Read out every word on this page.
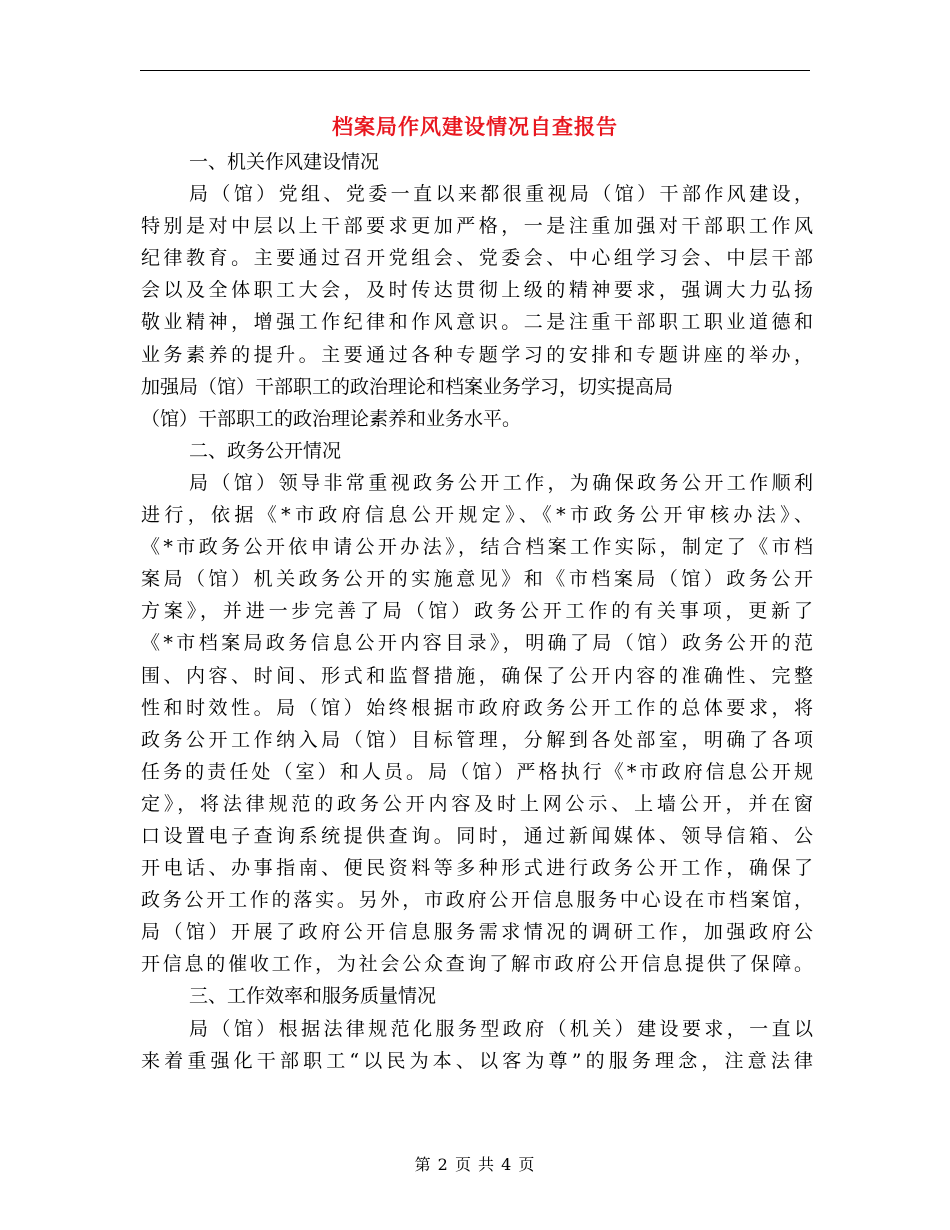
档案局作风建设情况自查报告
一、机关作风建设情况
局（馆）党组、党委一直以来都很重视局（馆）干部作风建设，
特别是对中层以上干部要求更加严格，一是注重加强对干部职工作风
纪律教育。主要通过召开党组会、党委会、中心组学习会、中层干部
会以及全体职工大会，及时传达贯彻上级的精神要求，强调大力弘扬
敬业精神，增强工作纪律和作风意识。二是注重干部职工职业道德和
业务素养的提升。主要通过各种专题学习的安排和专题讲座的举办，
加强局（馆）干部职工的政治理论和档案业务学习，切实提高局
（馆）干部职工的政治理论素养和业务水平。
二、政务公开情况
局（馆）领导非常重视政务公开工作，为确保政务公开工作顺利
进行，依据《*市政府信息公开规定》、《*市政务公开审核办法》、
《*市政务公开依申请公开办法》，结合档案工作实际，制定了《市档
案局（馆）机关政务公开的实施意见》和《市档案局（馆）政务公开
方案》，并进一步完善了局（馆）政务公开工作的有关事项，更新了
《*市档案局政务信息公开内容目录》，明确了局（馆）政务公开的范
围、内容、时间、形式和监督措施，确保了公开内容的准确性、完整
性和时效性。局（馆）始终根据市政府政务公开工作的总体要求，将
政务公开工作纳入局（馆）目标管理，分解到各处部室，明确了各项
任务的责任处（室）和人员。局（馆）严格执行《*市政府信息公开规
定》，将法律规范的政务公开内容及时上网公示、上墙公开，并在窗
口设置电子查询系统提供查询。同时，通过新闻媒体、领导信箱、公
开电话、办事指南、便民资料等多种形式进行政务公开工作，确保了
政务公开工作的落实。另外，市政府公开信息服务中心设在市档案馆，
局（馆）开展了政府公开信息服务需求情况的调研工作，加强政府公
开信息的催收工作，为社会公众查询了解市政府公开信息提供了保障。
三、工作效率和服务质量情况
局（馆）根据法律规范化服务型政府（机关）建设要求，一直以
来着重强化干部职工“以民为本、以客为尊”的服务理念，注意法律
第 2 页 共 4 页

### Description of the task:
Working from the lines above, reproduce the material exactly and exclude its pictures.

### Written reply:
Read out every word on this page.
档案局作风建设情况自查报告
一、机关作风建设情况
局（馆）党组、党委一直以来都很重视局（馆）干部作风建设，
特别是对中层以上干部要求更加严格，一是注重加强对干部职工作风
纪律教育。主要通过召开党组会、党委会、中心组学习会、中层干部
会以及全体职工大会，及时传达贯彻上级的精神要求，强调大力弘扬
敬业精神，增强工作纪律和作风意识。二是注重干部职工职业道德和
业务素养的提升。主要通过各种专题学习的安排和专题讲座的举办，
加强局（馆）干部职工的政治理论和档案业务学习，切实提高局
（馆）干部职工的政治理论素养和业务水平。
二、政务公开情况
局（馆）领导非常重视政务公开工作，为确保政务公开工作顺利
进行，依据《*市政府信息公开规定》、《*市政务公开审核办法》、
《*市政务公开依申请公开办法》，结合档案工作实际，制定了《市档
案局（馆）机关政务公开的实施意见》和《市档案局（馆）政务公开
方案》，并进一步完善了局（馆）政务公开工作的有关事项，更新了
《*市档案局政务信息公开内容目录》，明确了局（馆）政务公开的范
围、内容、时间、形式和监督措施，确保了公开内容的准确性、完整
性和时效性。局（馆）始终根据市政府政务公开工作的总体要求，将
政务公开工作纳入局（馆）目标管理，分解到各处部室，明确了各项
任务的责任处（室）和人员。局（馆）严格执行《*市政府信息公开规
定》，将法律规范的政务公开内容及时上网公示、上墙公开，并在窗
口设置电子查询系统提供查询。同时，通过新闻媒体、领导信箱、公
开电话、办事指南、便民资料等多种形式进行政务公开工作，确保了
政务公开工作的落实。另外，市政府公开信息服务中心设在市档案馆，
局（馆）开展了政府公开信息服务需求情况的调研工作，加强政府公
开信息的催收工作，为社会公众查询了解市政府公开信息提供了保障。
三、工作效率和服务质量情况
局（馆）根据法律规范化服务型政府（机关）建设要求，一直以
来着重强化干部职工“以民为本、以客为尊”的服务理念，注意法律
第 2 页 共 4 页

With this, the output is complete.